DATA:
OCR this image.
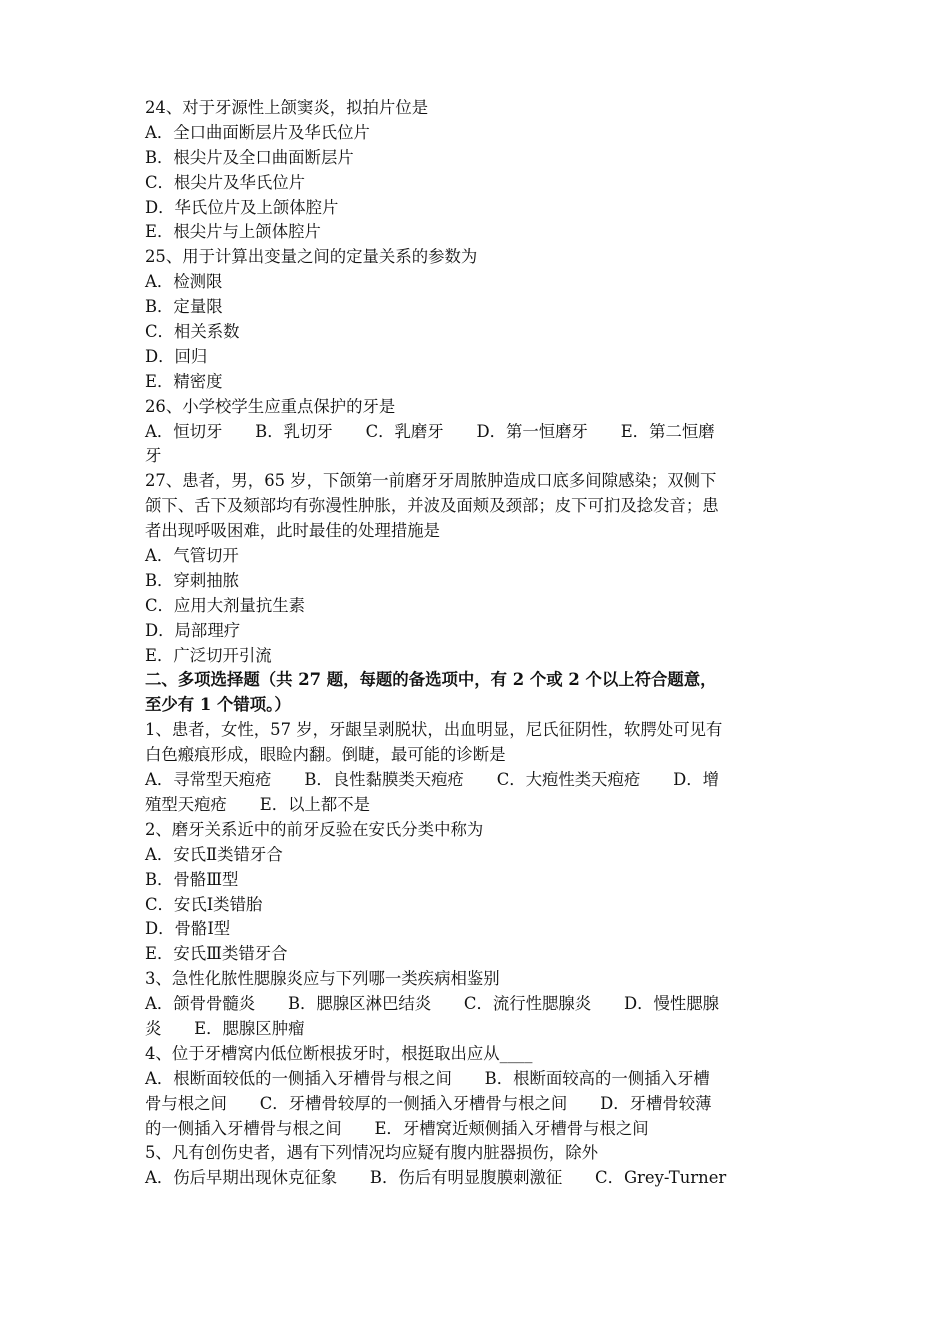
24、对于牙源性上颌窦炎，拟拍片位是
A．全口曲面断层片及华氏位片
B．根尖片及全口曲面断层片
C．根尖片及华氏位片
D．华氏位片及上颌体腔片
E．根尖片与上颌体腔片
25、用于计算出变量之间的定量关系的参数为
A．检测限
B．定量限
C．相关系数
D．回归
E．精密度
26、小学校学生应重点保护的牙是
A．恒切牙　　B．乳切牙　　C．乳磨牙　　D．第一恒磨牙　　E．第二恒磨
牙
27、患者，男，65 岁，下颌第一前磨牙牙周脓肿造成口底多间隙感染；双侧下
颌下、舌下及颏部均有弥漫性肿胀，并波及面颊及颈部；皮下可扪及捻发音；患
者出现呼吸困难，此时最佳的处理措施是
A．气管切开
B．穿刺抽脓
C．应用大剂量抗生素
D．局部理疗
E．广泛切开引流
二、多项选择题（共 27 题，每题的备选项中，有 2 个或 2 个以上符合题意，
至少有 1 个错项。）
1、患者，女性，57 岁，牙龈呈剥脱状，出血明显，尼氏征阴性，软腭处可见有
白色瘢痕形成，眼睑内翻。倒睫，最可能的诊断是
A．寻常型天疱疮　　B．良性黏膜类天疱疮　　C．大疱性类天疱疮　　D．增
殖型天疱疮　　E．以上都不是
2、磨牙关系近中的前牙反验在安氏分类中称为
A．安氏Ⅱ类错牙合
B．骨骼Ⅲ型
C．安氏Ⅰ类错胎
D．骨骼Ⅰ型
E．安氏Ⅲ类错牙合
3、急性化脓性腮腺炎应与下列哪一类疾病相鉴别
A．颌骨骨髓炎　　B．腮腺区淋巴结炎　　C．流行性腮腺炎　　D．慢性腮腺
炎　　E．腮腺区肿瘤
4、位于牙槽窝内低位断根拔牙时，根挺取出应从____
A．根断面较低的一侧插入牙槽骨与根之间　　B．根断面较高的一侧插入牙槽
骨与根之间　　C．牙槽骨较厚的一侧插入牙槽骨与根之间　　D．牙槽骨较薄
的一侧插入牙槽骨与根之间　　E．牙槽窝近颊侧插入牙槽骨与根之间
5、凡有创伤史者，遇有下列情况均应疑有腹内脏器损伤，除外
A．伤后早期出现休克征象　　B．伤后有明显腹膜刺激征　　C．Grey-Turner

TASK INSTRUCTIONS: Set down all the entries exactly as they appear, but skip any pictures.

SOLUTION TO THIS PROBLEM:
OCR this image.
24、对于牙源性上颌窦炎，拟拍片位是
A．全口曲面断层片及华氏位片
B．根尖片及全口曲面断层片
C．根尖片及华氏位片
D．华氏位片及上颌体腔片
E．根尖片与上颌体腔片
25、用于计算出变量之间的定量关系的参数为
A．检测限
B．定量限
C．相关系数
D．回归
E．精密度
26、小学校学生应重点保护的牙是
A．恒切牙　　B．乳切牙　　C．乳磨牙　　D．第一恒磨牙　　E．第二恒磨
牙
27、患者，男，65 岁，下颌第一前磨牙牙周脓肿造成口底多间隙感染；双侧下
颌下、舌下及颏部均有弥漫性肿胀，并波及面颊及颈部；皮下可扪及捻发音；患
者出现呼吸困难，此时最佳的处理措施是
A．气管切开
B．穿刺抽脓
C．应用大剂量抗生素
D．局部理疗
E．广泛切开引流
二、多项选择题（共 27 题，每题的备选项中，有 2 个或 2 个以上符合题意，
至少有 1 个错项。）
1、患者，女性，57 岁，牙龈呈剥脱状，出血明显，尼氏征阴性，软腭处可见有
白色瘢痕形成，眼睑内翻。倒睫，最可能的诊断是
A．寻常型天疱疮　　B．良性黏膜类天疱疮　　C．大疱性类天疱疮　　D．增
殖型天疱疮　　E．以上都不是
2、磨牙关系近中的前牙反验在安氏分类中称为
A．安氏Ⅱ类错牙合
B．骨骼Ⅲ型
C．安氏Ⅰ类错胎
D．骨骼Ⅰ型
E．安氏Ⅲ类错牙合
3、急性化脓性腮腺炎应与下列哪一类疾病相鉴别
A．颌骨骨髓炎　　B．腮腺区淋巴结炎　　C．流行性腮腺炎　　D．慢性腮腺
炎　　E．腮腺区肿瘤
4、位于牙槽窝内低位断根拔牙时，根挺取出应从____
A．根断面较低的一侧插入牙槽骨与根之间　　B．根断面较高的一侧插入牙槽
骨与根之间　　C．牙槽骨较厚的一侧插入牙槽骨与根之间　　D．牙槽骨较薄
的一侧插入牙槽骨与根之间　　E．牙槽窝近颊侧插入牙槽骨与根之间
5、凡有创伤史者，遇有下列情况均应疑有腹内脏器损伤，除外
A．伤后早期出现休克征象　　B．伤后有明显腹膜刺激征　　C．Grey-Turner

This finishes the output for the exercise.